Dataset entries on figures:

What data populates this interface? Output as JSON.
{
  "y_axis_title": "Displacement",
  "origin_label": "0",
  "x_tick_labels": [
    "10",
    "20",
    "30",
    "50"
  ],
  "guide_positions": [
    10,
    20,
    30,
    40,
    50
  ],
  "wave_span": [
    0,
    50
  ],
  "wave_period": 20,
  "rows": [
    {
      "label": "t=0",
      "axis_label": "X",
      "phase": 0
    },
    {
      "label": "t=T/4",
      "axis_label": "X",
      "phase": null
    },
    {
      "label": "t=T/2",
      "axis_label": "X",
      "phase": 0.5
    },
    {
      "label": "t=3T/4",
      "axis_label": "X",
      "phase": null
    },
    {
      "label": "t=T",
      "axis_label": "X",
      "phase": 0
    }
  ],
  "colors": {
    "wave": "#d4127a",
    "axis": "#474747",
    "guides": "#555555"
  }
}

WHAT TO WORK ON: All of the lines above must be returned exactly.

SOLUTION TO THE EXERCISE:
What data populates this interface? Output as JSON.
{
  "y_axis_title": "Displacement",
  "origin_label": "0",
  "x_tick_labels": [
    "10",
    "20",
    "30",
    "50"
  ],
  "guide_positions": [
    10,
    20,
    30,
    40,
    50
  ],
  "wave_span": [
    0,
    50
  ],
  "wave_period": 20,
  "rows": [
    {
      "label": "t=0",
      "axis_label": "X",
      "phase": 0
    },
    {
      "label": "t=T/4",
      "axis_label": "X",
      "phase": null
    },
    {
      "label": "t=T/2",
      "axis_label": "X",
      "phase": 0.5
    },
    {
      "label": "t=3T/4",
      "axis_label": "X",
      "phase": null
    },
    {
      "label": "t=T",
      "axis_label": "X",
      "phase": 0
    }
  ],
  "colors": {
    "wave": "#d4127a",
    "axis": "#474747",
    "guides": "#555555"
  }
}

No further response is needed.